Your objective:
Transcribe each line of the records below exactly, excluding any embedded images.

Records that describe figures:
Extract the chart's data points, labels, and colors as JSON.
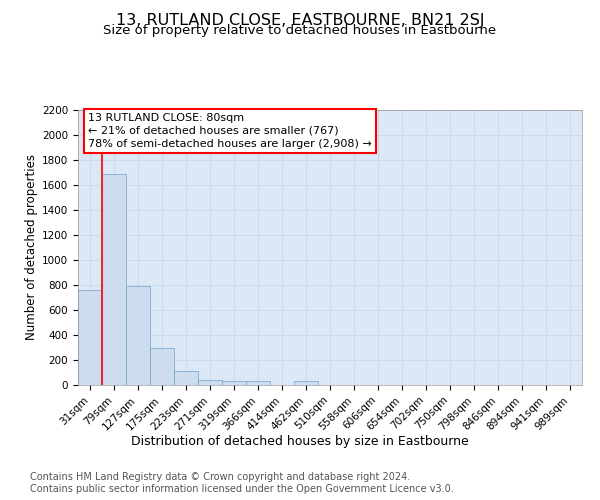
{
  "title": "13, RUTLAND CLOSE, EASTBOURNE, BN21 2SJ",
  "subtitle": "Size of property relative to detached houses in Eastbourne",
  "xlabel": "Distribution of detached houses by size in Eastbourne",
  "ylabel": "Number of detached properties",
  "footnote1": "Contains HM Land Registry data © Crown copyright and database right 2024.",
  "footnote2": "Contains public sector information licensed under the Open Government Licence v3.0.",
  "categories": [
    "31sqm",
    "79sqm",
    "127sqm",
    "175sqm",
    "223sqm",
    "271sqm",
    "319sqm",
    "366sqm",
    "414sqm",
    "462sqm",
    "510sqm",
    "558sqm",
    "606sqm",
    "654sqm",
    "702sqm",
    "750sqm",
    "798sqm",
    "846sqm",
    "894sqm",
    "941sqm",
    "989sqm"
  ],
  "values": [
    760,
    1690,
    790,
    295,
    115,
    40,
    30,
    30,
    0,
    30,
    0,
    0,
    0,
    0,
    0,
    0,
    0,
    0,
    0,
    0,
    0
  ],
  "bar_color": "#cddcee",
  "bar_edge_color": "#7aaed4",
  "red_line_x": 1,
  "annotation_text": "13 RUTLAND CLOSE: 80sqm\n← 21% of detached houses are smaller (767)\n78% of semi-detached houses are larger (2,908) →",
  "ylim": [
    0,
    2200
  ],
  "yticks": [
    0,
    200,
    400,
    600,
    800,
    1000,
    1200,
    1400,
    1600,
    1800,
    2000,
    2200
  ],
  "grid_color": "#c8d8e8",
  "background_color": "#dce8f5",
  "fig_background": "#ffffff",
  "title_fontsize": 11.5,
  "subtitle_fontsize": 9.5,
  "ylabel_fontsize": 8.5,
  "xlabel_fontsize": 9,
  "tick_fontsize": 7.5,
  "annotation_fontsize": 8,
  "footnote_fontsize": 7
}
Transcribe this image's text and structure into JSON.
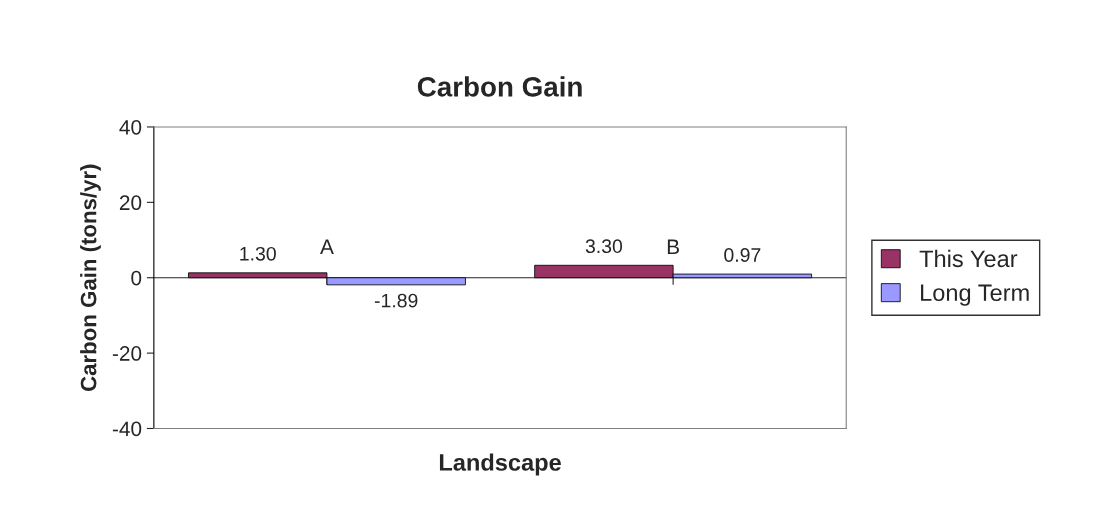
{
  "chart_data": {
    "type": "bar",
    "title": "Carbon Gain",
    "xlabel": "Landscape",
    "ylabel": "Carbon Gain (tons/yr)",
    "categories": [
      "A",
      "B"
    ],
    "series": [
      {
        "name": "This Year",
        "color": "#993366",
        "values": [
          1.3,
          3.3
        ],
        "value_labels": [
          "1.30",
          "3.30"
        ]
      },
      {
        "name": "Long Term",
        "color": "#9999ff",
        "values": [
          -1.89,
          0.97
        ],
        "value_labels": [
          "-1.89",
          "0.97"
        ]
      }
    ],
    "ylim": [
      -40,
      40
    ],
    "yticks": [
      -40,
      -20,
      0,
      20,
      40
    ],
    "grid": false,
    "legend": "right"
  }
}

Solution below:
Extract the chart's data points, labels, and colors as JSON.
{
  "title": "13, RUTLAND CLOSE, EASTBOURNE, BN21 2SJ",
  "subtitle": "Size of property relative to detached houses in Eastbourne",
  "xlabel": "Distribution of detached houses by size in Eastbourne",
  "ylabel": "Number of detached properties",
  "footnote1": "Contains HM Land Registry data © Crown copyright and database right 2024.",
  "footnote2": "Contains public sector information licensed under the Open Government Licence v3.0.",
  "categories": [
    "31sqm",
    "79sqm",
    "127sqm",
    "175sqm",
    "223sqm",
    "271sqm",
    "319sqm",
    "366sqm",
    "414sqm",
    "462sqm",
    "510sqm",
    "558sqm",
    "606sqm",
    "654sqm",
    "702sqm",
    "750sqm",
    "798sqm",
    "846sqm",
    "894sqm",
    "941sqm",
    "989sqm"
  ],
  "values": [
    760,
    1690,
    790,
    295,
    115,
    40,
    30,
    30,
    0,
    30,
    0,
    0,
    0,
    0,
    0,
    0,
    0,
    0,
    0,
    0,
    0
  ],
  "bar_color": "#cddcee",
  "bar_edge_color": "#7aaed4",
  "red_line_x": 1,
  "annotation_text": "13 RUTLAND CLOSE: 80sqm\n← 21% of detached houses are smaller (767)\n78% of semi-detached houses are larger (2,908) →",
  "ylim": [
    0,
    2200
  ],
  "yticks": [
    0,
    200,
    400,
    600,
    800,
    1000,
    1200,
    1400,
    1600,
    1800,
    2000,
    2200
  ],
  "grid_color": "#c8d8e8",
  "background_color": "#dce8f5",
  "fig_background": "#ffffff",
  "title_fontsize": 11.5,
  "subtitle_fontsize": 9.5,
  "ylabel_fontsize": 8.5,
  "xlabel_fontsize": 9,
  "tick_fontsize": 7.5,
  "annotation_fontsize": 8,
  "footnote_fontsize": 7
}
Transcribe this image's text and structure into JSON.
{
  "chart_data": {
    "type": "bar",
    "title": "Carbon Gain",
    "xlabel": "Landscape",
    "ylabel": "Carbon Gain (tons/yr)",
    "categories": [
      "A",
      "B"
    ],
    "series": [
      {
        "name": "This Year",
        "color": "#993366",
        "values": [
          1.3,
          3.3
        ],
        "value_labels": [
          "1.30",
          "3.30"
        ]
      },
      {
        "name": "Long Term",
        "color": "#9999ff",
        "values": [
          -1.89,
          0.97
        ],
        "value_labels": [
          "-1.89",
          "0.97"
        ]
      }
    ],
    "ylim": [
      -40,
      40
    ],
    "yticks": [
      -40,
      -20,
      0,
      20,
      40
    ],
    "grid": false,
    "legend": "right"
  }
}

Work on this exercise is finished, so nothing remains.